▸ **Brief**
Repeat every record exactly, but keep images out of the copy.

▸ **Raw records**
--- --- ---

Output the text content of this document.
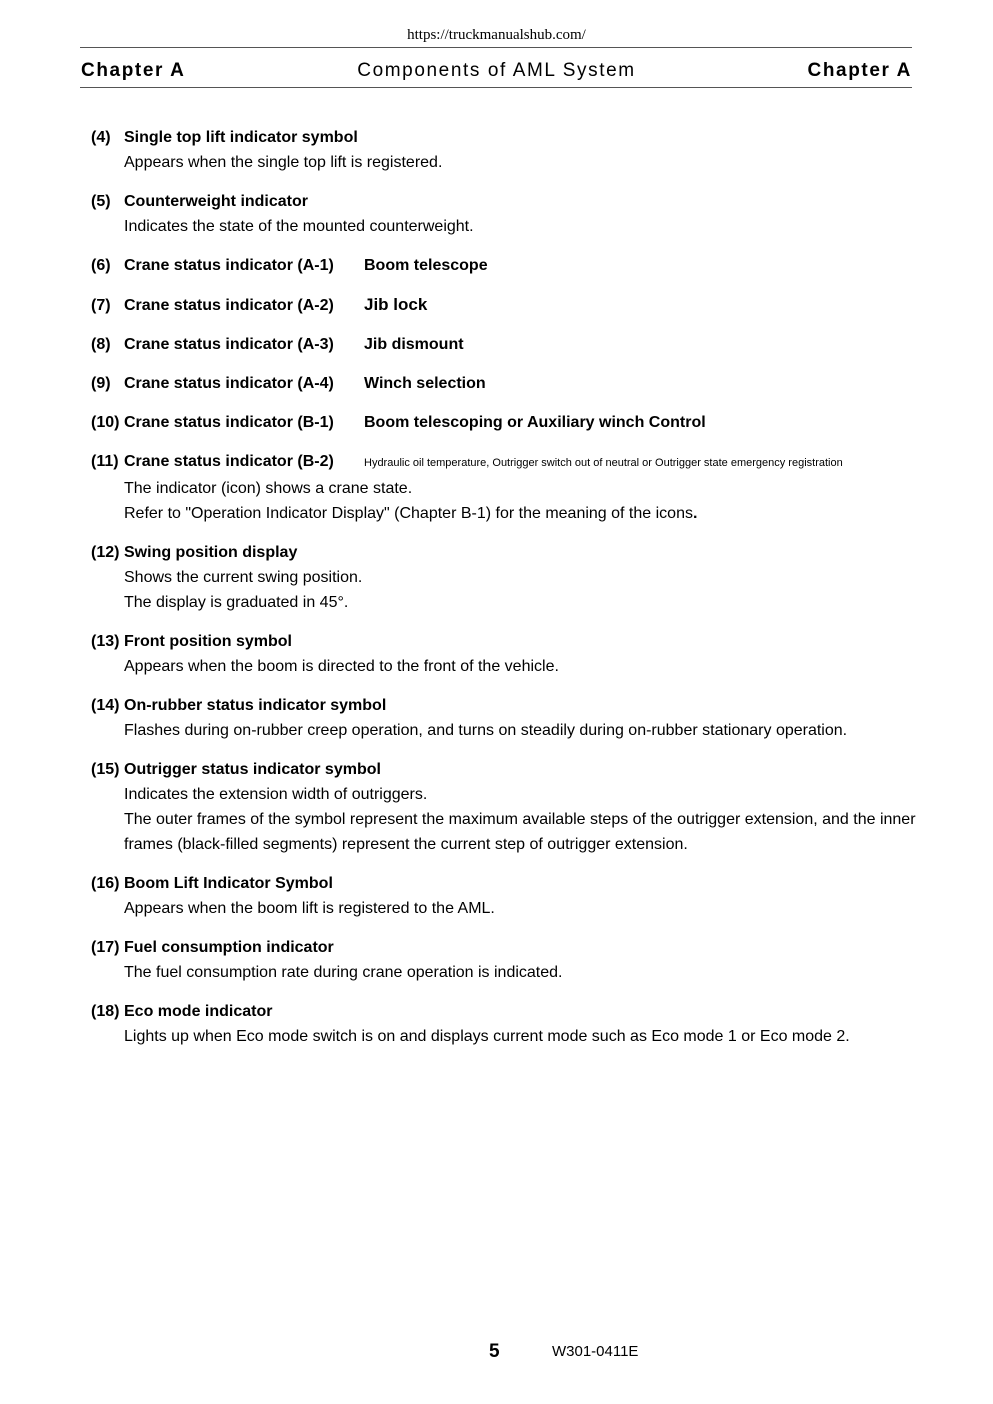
https://truckmanualshub.com/
Components of AML System
Chapter A	Chapter A
(4) Single top lift indicator symbol
Appears when the single top lift is registered.
(5) Counterweight indicator
Indicates the state of the mounted counterweight.
(6) Crane status indicator (A-1) Boom telescope
(7) Crane status indicator (A-2) Jib lock
(8) Crane status indicator (A-3) Jib dismount
(9) Crane status indicator (A-4) Winch selection
(10) Crane status indicator (B-1) Boom telescoping or Auxiliary winch Control
(11) Crane status indicator (B-2)	Hydraulic oil temperature, Outrigger switch out of neutral or Outrigger state emergency registration
The indicator (icon) shows a crane state.
Refer to "Operation Indicator Display" (Chapter B-1) for the meaning of the icons.
(12) Swing position display
Shows the current swing position.
The display is graduated in 45°.
(13) Front position symbol
Appears when the boom is directed to the front of the vehicle.
(14) On-rubber status indicator symbol
Flashes during on-rubber creep operation, and turns on steadily during on-rubber stationary operation.
(15) Outrigger status indicator symbol
Indicates the extension width of outriggers.
The outer frames of the symbol represent the maximum available steps of the outrigger extension, and the inner frames (black-filled segments) represent the current step of outrigger extension.
(16) Boom Lift Indicator Symbol
Appears when the boom lift is registered to the AML.
(17) Fuel consumption indicator
The fuel consumption rate during crane operation is indicated.
(18) Eco mode indicator
Lights up when Eco mode switch is on and displays current mode such as Eco mode 1 or Eco mode 2.
5	W301-0411E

--- --- ---

▸ **Exercise response**
Output the text content of this document.
https://truckmanualshub.com/
Components of AML System
Chapter A	Chapter A
(4) Single top lift indicator symbol
Appears when the single top lift is registered.
(5) Counterweight indicator
Indicates the state of the mounted counterweight.
(6) Crane status indicator (A-1) Boom telescope
(7) Crane status indicator (A-2) Jib lock
(8) Crane status indicator (A-3) Jib dismount
(9) Crane status indicator (A-4) Winch selection
(10) Crane status indicator (B-1) Boom telescoping or Auxiliary winch Control
(11) Crane status indicator (B-2)	Hydraulic oil temperature, Outrigger switch out of neutral or Outrigger state emergency registration
The indicator (icon) shows a crane state.
Refer to "Operation Indicator Display" (Chapter B-1) for the meaning of the icons.
(12) Swing position display
Shows the current swing position.
The display is graduated in 45°.
(13) Front position symbol
Appears when the boom is directed to the front of the vehicle.
(14) On-rubber status indicator symbol
Flashes during on-rubber creep operation, and turns on steadily during on-rubber stationary operation.
(15) Outrigger status indicator symbol
Indicates the extension width of outriggers.
The outer frames of the symbol represent the maximum available steps of the outrigger extension, and the inner frames (black-filled segments) represent the current step of outrigger extension.
(16) Boom Lift Indicator Symbol
Appears when the boom lift is registered to the AML.
(17) Fuel consumption indicator
The fuel consumption rate during crane operation is indicated.
(18) Eco mode indicator
Lights up when Eco mode switch is on and displays current mode such as Eco mode 1 or Eco mode 2.
5	W301-0411E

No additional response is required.